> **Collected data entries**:
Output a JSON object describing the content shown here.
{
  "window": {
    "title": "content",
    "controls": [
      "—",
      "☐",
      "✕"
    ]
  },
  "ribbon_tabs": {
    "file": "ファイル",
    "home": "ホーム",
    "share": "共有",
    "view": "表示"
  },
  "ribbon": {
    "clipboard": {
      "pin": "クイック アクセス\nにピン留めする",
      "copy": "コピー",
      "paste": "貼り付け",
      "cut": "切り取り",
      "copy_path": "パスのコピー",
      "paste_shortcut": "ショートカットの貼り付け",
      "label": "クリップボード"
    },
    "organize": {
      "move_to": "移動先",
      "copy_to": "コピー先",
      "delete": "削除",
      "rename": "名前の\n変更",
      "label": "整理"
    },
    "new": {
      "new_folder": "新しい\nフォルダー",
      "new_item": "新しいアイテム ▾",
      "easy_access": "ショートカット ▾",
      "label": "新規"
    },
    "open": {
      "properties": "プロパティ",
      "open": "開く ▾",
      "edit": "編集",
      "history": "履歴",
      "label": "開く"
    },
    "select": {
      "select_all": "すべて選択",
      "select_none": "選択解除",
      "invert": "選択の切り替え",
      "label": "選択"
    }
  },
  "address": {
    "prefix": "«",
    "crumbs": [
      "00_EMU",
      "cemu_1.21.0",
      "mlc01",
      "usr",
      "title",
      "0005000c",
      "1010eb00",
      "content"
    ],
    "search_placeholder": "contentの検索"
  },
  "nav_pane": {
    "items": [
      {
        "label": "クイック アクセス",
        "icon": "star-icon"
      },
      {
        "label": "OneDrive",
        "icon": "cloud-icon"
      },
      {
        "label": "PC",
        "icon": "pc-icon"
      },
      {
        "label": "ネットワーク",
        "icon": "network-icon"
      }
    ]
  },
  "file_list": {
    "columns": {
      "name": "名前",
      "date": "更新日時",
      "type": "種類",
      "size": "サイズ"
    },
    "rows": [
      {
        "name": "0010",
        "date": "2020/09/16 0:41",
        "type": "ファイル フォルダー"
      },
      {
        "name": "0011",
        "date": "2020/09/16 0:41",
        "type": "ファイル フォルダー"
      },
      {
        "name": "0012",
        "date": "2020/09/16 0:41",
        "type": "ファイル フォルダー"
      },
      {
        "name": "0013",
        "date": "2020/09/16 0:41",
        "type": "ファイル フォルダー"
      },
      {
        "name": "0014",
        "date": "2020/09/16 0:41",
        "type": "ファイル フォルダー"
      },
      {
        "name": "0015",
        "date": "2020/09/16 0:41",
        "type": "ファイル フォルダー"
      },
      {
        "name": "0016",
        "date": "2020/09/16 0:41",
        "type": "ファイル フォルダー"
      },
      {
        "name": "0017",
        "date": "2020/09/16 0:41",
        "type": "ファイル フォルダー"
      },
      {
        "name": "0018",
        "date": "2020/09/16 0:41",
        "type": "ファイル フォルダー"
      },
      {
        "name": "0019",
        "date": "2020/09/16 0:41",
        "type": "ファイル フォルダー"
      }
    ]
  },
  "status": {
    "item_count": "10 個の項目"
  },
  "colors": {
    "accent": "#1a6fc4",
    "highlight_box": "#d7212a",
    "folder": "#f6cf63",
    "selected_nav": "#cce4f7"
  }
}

> **Instructions for the task**:
Transcribe all of the material exactly. Omit nothing.

> **Response below**:
Output a JSON object describing the content shown here.
{
  "window": {
    "title": "content",
    "controls": [
      "—",
      "☐",
      "✕"
    ]
  },
  "ribbon_tabs": {
    "file": "ファイル",
    "home": "ホーム",
    "share": "共有",
    "view": "表示"
  },
  "ribbon": {
    "clipboard": {
      "pin": "クイック アクセス\nにピン留めする",
      "copy": "コピー",
      "paste": "貼り付け",
      "cut": "切り取り",
      "copy_path": "パスのコピー",
      "paste_shortcut": "ショートカットの貼り付け",
      "label": "クリップボード"
    },
    "organize": {
      "move_to": "移動先",
      "copy_to": "コピー先",
      "delete": "削除",
      "rename": "名前の\n変更",
      "label": "整理"
    },
    "new": {
      "new_folder": "新しい\nフォルダー",
      "new_item": "新しいアイテム ▾",
      "easy_access": "ショートカット ▾",
      "label": "新規"
    },
    "open": {
      "properties": "プロパティ",
      "open": "開く ▾",
      "edit": "編集",
      "history": "履歴",
      "label": "開く"
    },
    "select": {
      "select_all": "すべて選択",
      "select_none": "選択解除",
      "invert": "選択の切り替え",
      "label": "選択"
    }
  },
  "address": {
    "prefix": "«",
    "crumbs": [
      "00_EMU",
      "cemu_1.21.0",
      "mlc01",
      "usr",
      "title",
      "0005000c",
      "1010eb00",
      "content"
    ],
    "search_placeholder": "contentの検索"
  },
  "nav_pane": {
    "items": [
      {
        "label": "クイック アクセス",
        "icon": "star-icon"
      },
      {
        "label": "OneDrive",
        "icon": "cloud-icon"
      },
      {
        "label": "PC",
        "icon": "pc-icon"
      },
      {
        "label": "ネットワーク",
        "icon": "network-icon"
      }
    ]
  },
  "file_list": {
    "columns": {
      "name": "名前",
      "date": "更新日時",
      "type": "種類",
      "size": "サイズ"
    },
    "rows": [
      {
        "name": "0010",
        "date": "2020/09/16 0:41",
        "type": "ファイル フォルダー"
      },
      {
        "name": "0011",
        "date": "2020/09/16 0:41",
        "type": "ファイル フォルダー"
      },
      {
        "name": "0012",
        "date": "2020/09/16 0:41",
        "type": "ファイル フォルダー"
      },
      {
        "name": "0013",
        "date": "2020/09/16 0:41",
        "type": "ファイル フォルダー"
      },
      {
        "name": "0014",
        "date": "2020/09/16 0:41",
        "type": "ファイル フォルダー"
      },
      {
        "name": "0015",
        "date": "2020/09/16 0:41",
        "type": "ファイル フォルダー"
      },
      {
        "name": "0016",
        "date": "2020/09/16 0:41",
        "type": "ファイル フォルダー"
      },
      {
        "name": "0017",
        "date": "2020/09/16 0:41",
        "type": "ファイル フォルダー"
      },
      {
        "name": "0018",
        "date": "2020/09/16 0:41",
        "type": "ファイル フォルダー"
      },
      {
        "name": "0019",
        "date": "2020/09/16 0:41",
        "type": "ファイル フォルダー"
      }
    ]
  },
  "status": {
    "item_count": "10 個の項目"
  },
  "colors": {
    "accent": "#1a6fc4",
    "highlight_box": "#d7212a",
    "folder": "#f6cf63",
    "selected_nav": "#cce4f7"
  }
}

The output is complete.